### What you should do
Each line of the data that includes the string "this" is to be copied out.

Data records

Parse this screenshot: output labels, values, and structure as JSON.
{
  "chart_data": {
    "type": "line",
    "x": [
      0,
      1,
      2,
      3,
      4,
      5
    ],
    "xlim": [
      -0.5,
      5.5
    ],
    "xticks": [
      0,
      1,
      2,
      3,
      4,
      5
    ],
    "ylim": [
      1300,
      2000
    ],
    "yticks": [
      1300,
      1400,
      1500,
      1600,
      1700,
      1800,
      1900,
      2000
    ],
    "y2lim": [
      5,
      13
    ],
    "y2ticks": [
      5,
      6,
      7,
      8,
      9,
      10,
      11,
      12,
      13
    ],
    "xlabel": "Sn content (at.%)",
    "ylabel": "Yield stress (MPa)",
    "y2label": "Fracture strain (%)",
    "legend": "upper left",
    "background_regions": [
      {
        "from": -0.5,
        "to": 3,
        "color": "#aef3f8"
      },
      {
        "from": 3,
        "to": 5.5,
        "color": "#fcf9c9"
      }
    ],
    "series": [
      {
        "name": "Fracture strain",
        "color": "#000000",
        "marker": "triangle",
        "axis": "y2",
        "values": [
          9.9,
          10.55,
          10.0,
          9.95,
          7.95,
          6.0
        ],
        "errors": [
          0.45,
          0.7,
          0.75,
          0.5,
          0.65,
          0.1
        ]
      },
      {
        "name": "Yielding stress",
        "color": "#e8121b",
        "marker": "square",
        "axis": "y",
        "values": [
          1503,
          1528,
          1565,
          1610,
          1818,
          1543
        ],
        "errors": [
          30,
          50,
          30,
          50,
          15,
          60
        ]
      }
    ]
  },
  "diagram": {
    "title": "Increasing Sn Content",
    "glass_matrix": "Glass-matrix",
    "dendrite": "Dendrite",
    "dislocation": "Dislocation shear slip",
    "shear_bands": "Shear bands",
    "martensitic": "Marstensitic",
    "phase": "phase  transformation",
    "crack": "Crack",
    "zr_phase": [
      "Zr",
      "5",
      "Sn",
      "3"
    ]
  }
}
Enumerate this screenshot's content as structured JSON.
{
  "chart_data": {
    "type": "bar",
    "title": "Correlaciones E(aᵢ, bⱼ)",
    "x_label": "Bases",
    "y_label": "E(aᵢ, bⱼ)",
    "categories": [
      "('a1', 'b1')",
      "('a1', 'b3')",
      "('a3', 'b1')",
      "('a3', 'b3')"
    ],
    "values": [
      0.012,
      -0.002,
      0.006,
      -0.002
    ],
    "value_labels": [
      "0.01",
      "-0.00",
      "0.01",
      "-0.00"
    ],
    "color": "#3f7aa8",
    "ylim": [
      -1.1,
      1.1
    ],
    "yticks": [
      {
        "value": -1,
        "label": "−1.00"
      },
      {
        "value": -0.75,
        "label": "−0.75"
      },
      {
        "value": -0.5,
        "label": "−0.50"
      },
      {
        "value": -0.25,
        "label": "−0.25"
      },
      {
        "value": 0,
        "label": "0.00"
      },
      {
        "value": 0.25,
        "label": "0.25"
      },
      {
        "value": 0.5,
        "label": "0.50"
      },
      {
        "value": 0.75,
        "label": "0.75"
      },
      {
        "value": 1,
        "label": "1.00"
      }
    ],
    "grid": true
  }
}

### Task response
Parse this screenshot: output labels, values, and structure as JSON.
Enumerate this screenshot's content as structured JSON.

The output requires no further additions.